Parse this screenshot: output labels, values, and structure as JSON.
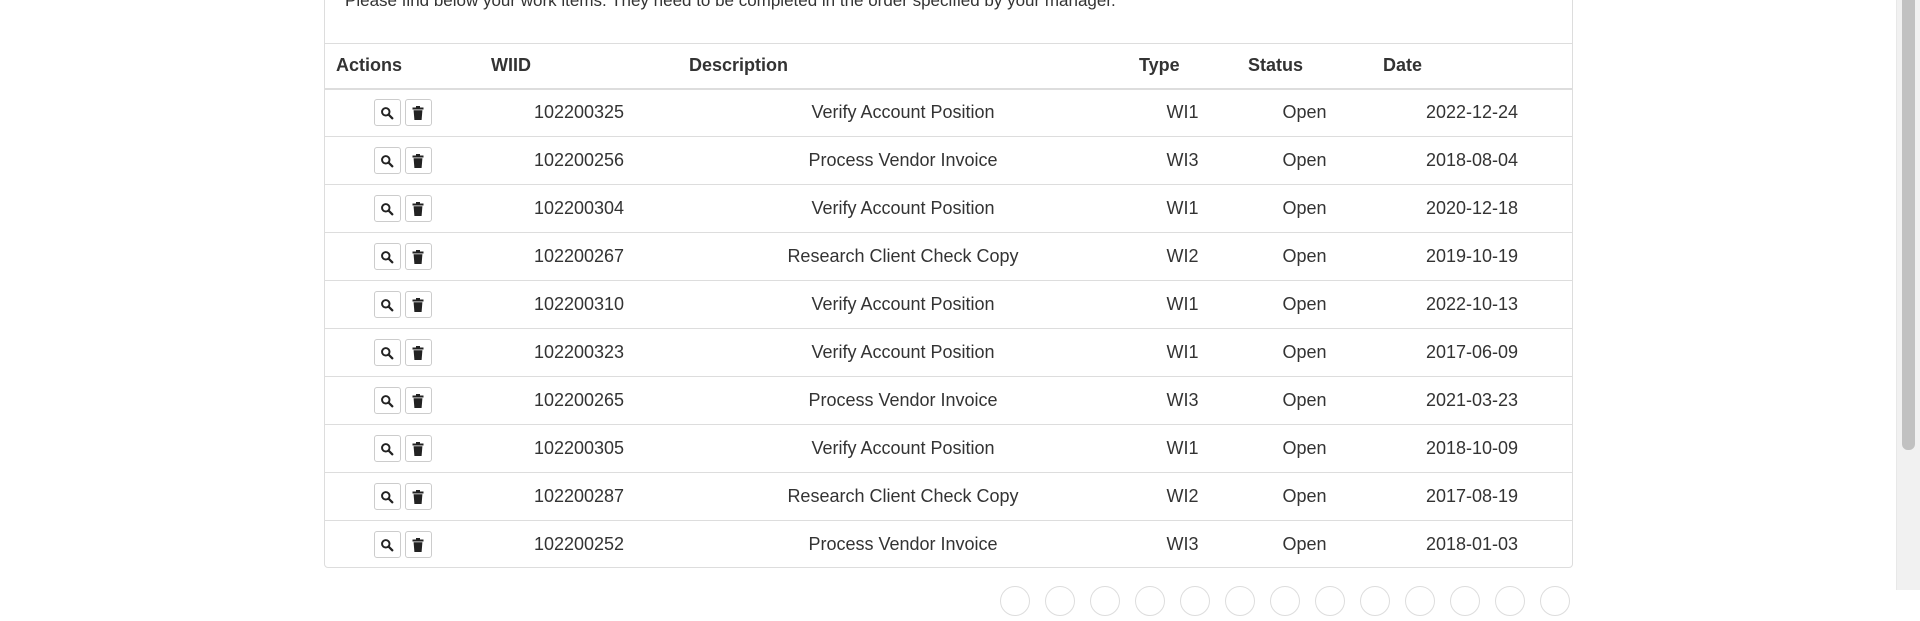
{
  "intro_text": "Please find below your work items. They need to be completed in the order specified by your manager.",
  "table": {
    "headers": {
      "actions": "Actions",
      "wiid": "WIID",
      "description": "Description",
      "type": "Type",
      "status": "Status",
      "date": "Date"
    },
    "rows": [
      {
        "wiid": "102200325",
        "description": "Verify Account Position",
        "type": "WI1",
        "status": "Open",
        "date": "2022-12-24"
      },
      {
        "wiid": "102200256",
        "description": "Process Vendor Invoice",
        "type": "WI3",
        "status": "Open",
        "date": "2018-08-04"
      },
      {
        "wiid": "102200304",
        "description": "Verify Account Position",
        "type": "WI1",
        "status": "Open",
        "date": "2020-12-18"
      },
      {
        "wiid": "102200267",
        "description": "Research Client Check Copy",
        "type": "WI2",
        "status": "Open",
        "date": "2019-10-19"
      },
      {
        "wiid": "102200310",
        "description": "Verify Account Position",
        "type": "WI1",
        "status": "Open",
        "date": "2022-10-13"
      },
      {
        "wiid": "102200323",
        "description": "Verify Account Position",
        "type": "WI1",
        "status": "Open",
        "date": "2017-06-09"
      },
      {
        "wiid": "102200265",
        "description": "Process Vendor Invoice",
        "type": "WI3",
        "status": "Open",
        "date": "2021-03-23"
      },
      {
        "wiid": "102200305",
        "description": "Verify Account Position",
        "type": "WI1",
        "status": "Open",
        "date": "2018-10-09"
      },
      {
        "wiid": "102200287",
        "description": "Research Client Check Copy",
        "type": "WI2",
        "status": "Open",
        "date": "2017-08-19"
      },
      {
        "wiid": "102200252",
        "description": "Process Vendor Invoice",
        "type": "WI3",
        "status": "Open",
        "date": "2018-01-03"
      }
    ],
    "row_actions": [
      "search-icon",
      "trash-icon"
    ]
  },
  "pagination": {
    "visible_buttons": 13
  }
}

•••

▶ [The request]: Return to the listing above and set it down exactly, leaving out its pictures.

▶ [Solved problem]:
Parse this screenshot: output labels, values, and structure as JSON.
{
  "intro_text": "Please find below your work items. They need to be completed in the order specified by your manager.",
  "table": {
    "headers": {
      "actions": "Actions",
      "wiid": "WIID",
      "description": "Description",
      "type": "Type",
      "status": "Status",
      "date": "Date"
    },
    "rows": [
      {
        "wiid": "102200325",
        "description": "Verify Account Position",
        "type": "WI1",
        "status": "Open",
        "date": "2022-12-24"
      },
      {
        "wiid": "102200256",
        "description": "Process Vendor Invoice",
        "type": "WI3",
        "status": "Open",
        "date": "2018-08-04"
      },
      {
        "wiid": "102200304",
        "description": "Verify Account Position",
        "type": "WI1",
        "status": "Open",
        "date": "2020-12-18"
      },
      {
        "wiid": "102200267",
        "description": "Research Client Check Copy",
        "type": "WI2",
        "status": "Open",
        "date": "2019-10-19"
      },
      {
        "wiid": "102200310",
        "description": "Verify Account Position",
        "type": "WI1",
        "status": "Open",
        "date": "2022-10-13"
      },
      {
        "wiid": "102200323",
        "description": "Verify Account Position",
        "type": "WI1",
        "status": "Open",
        "date": "2017-06-09"
      },
      {
        "wiid": "102200265",
        "description": "Process Vendor Invoice",
        "type": "WI3",
        "status": "Open",
        "date": "2021-03-23"
      },
      {
        "wiid": "102200305",
        "description": "Verify Account Position",
        "type": "WI1",
        "status": "Open",
        "date": "2018-10-09"
      },
      {
        "wiid": "102200287",
        "description": "Research Client Check Copy",
        "type": "WI2",
        "status": "Open",
        "date": "2017-08-19"
      },
      {
        "wiid": "102200252",
        "description": "Process Vendor Invoice",
        "type": "WI3",
        "status": "Open",
        "date": "2018-01-03"
      }
    ],
    "row_actions": [
      "search-icon",
      "trash-icon"
    ]
  },
  "pagination": {
    "visible_buttons": 13
  }
}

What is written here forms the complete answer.